■ Exercise directions
Below are records. Copy every line with "verano" in it.

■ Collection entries
====================

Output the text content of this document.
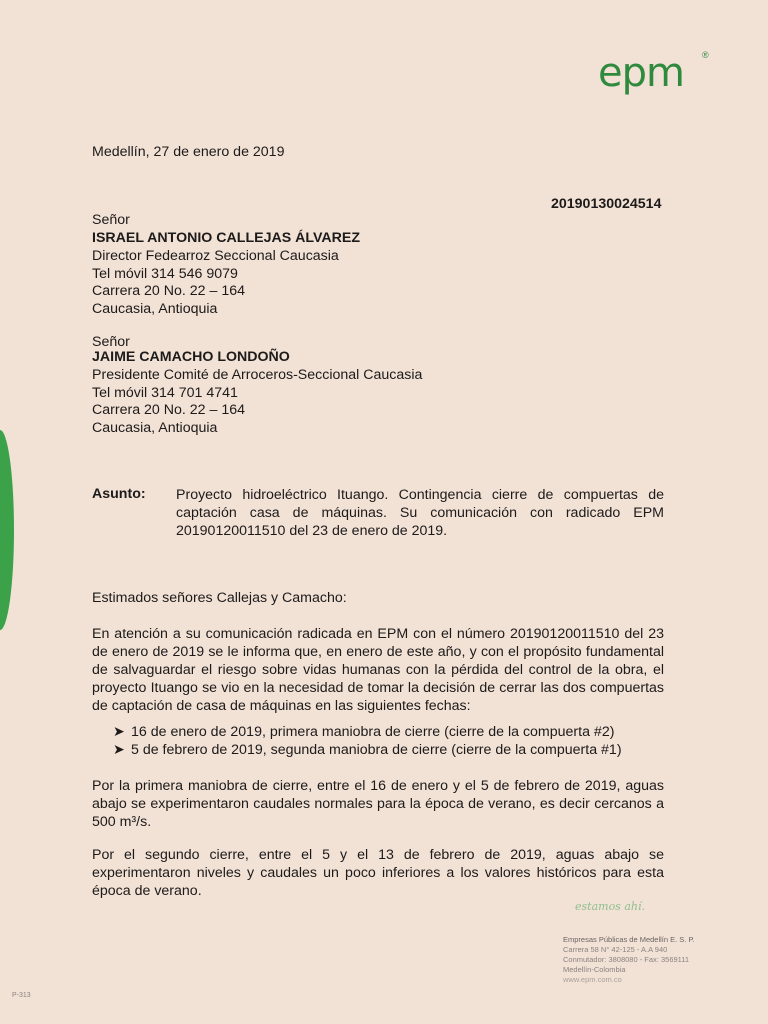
epm ®
Medellín, 27 de enero de 2019
20190130024514
Señor
ISRAEL ANTONIO CALLEJAS ÁLVAREZ
Director Fedearroz Seccional Caucasia
Tel móvil 314 546 9079
Carrera 20 No. 22 – 164
Caucasia, Antioquia
Señor
JAIME CAMACHO LONDOÑO
Presidente Comité de Arroceros-Seccional Caucasia
Tel móvil 314 701 4741
Carrera 20 No. 22 – 164
Caucasia, Antioquia
Asunto: Proyecto hidroeléctrico Ituango. Contingencia cierre de compuertas de captación casa de máquinas. Su comunicación con radicado EPM 20190120011510 del 23 de enero de 2019.
Estimados señores Callejas y Camacho:
En atención a su comunicación radicada en EPM con el número 20190120011510 del 23 de enero de 2019 se le informa que, en enero de este año, y con el propósito fundamental de salvaguardar el riesgo sobre vidas humanas con la pérdida del control de la obra, el proyecto Ituango se vio en la necesidad de tomar la decisión de cerrar las dos compuertas de captación de casa de máquinas en las siguientes fechas:
➤ 16 de enero de 2019, primera maniobra de cierre (cierre de la compuerta #2)
➤ 5 de febrero de 2019, segunda maniobra de cierre (cierre de la compuerta #1)
Por la primera maniobra de cierre, entre el 16 de enero y el 5 de febrero de 2019, aguas abajo se experimentaron caudales normales para la época de verano, es decir cercanos a 500 m³/s.
Por el segundo cierre, entre el 5 y el 13 de febrero de 2019, aguas abajo se experimentaron niveles y caudales un poco inferiores a los valores históricos para esta época de verano.
estamos ahí.
Empresas Públicas de Medellín E. S. P.
Carrera 58 N° 42-125 - A.A 940
Conmutador: 3808080 - Fax: 3569111
Medellín-Colombia
www.epm.com.co
P-313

====================

■ Answer to the task
Por la primera maniobra de cierre, entre el 16 de enero y el 5 de febrero de 2019, aguas abajo se experimentaron caudales normales para la época de verano, es decir cercanos a 500 m³/s.
Por el segundo cierre, entre el 5 y el 13 de febrero de 2019, aguas abajo se experimentaron niveles y caudales un poco inferiores a los valores históricos para esta época de verano.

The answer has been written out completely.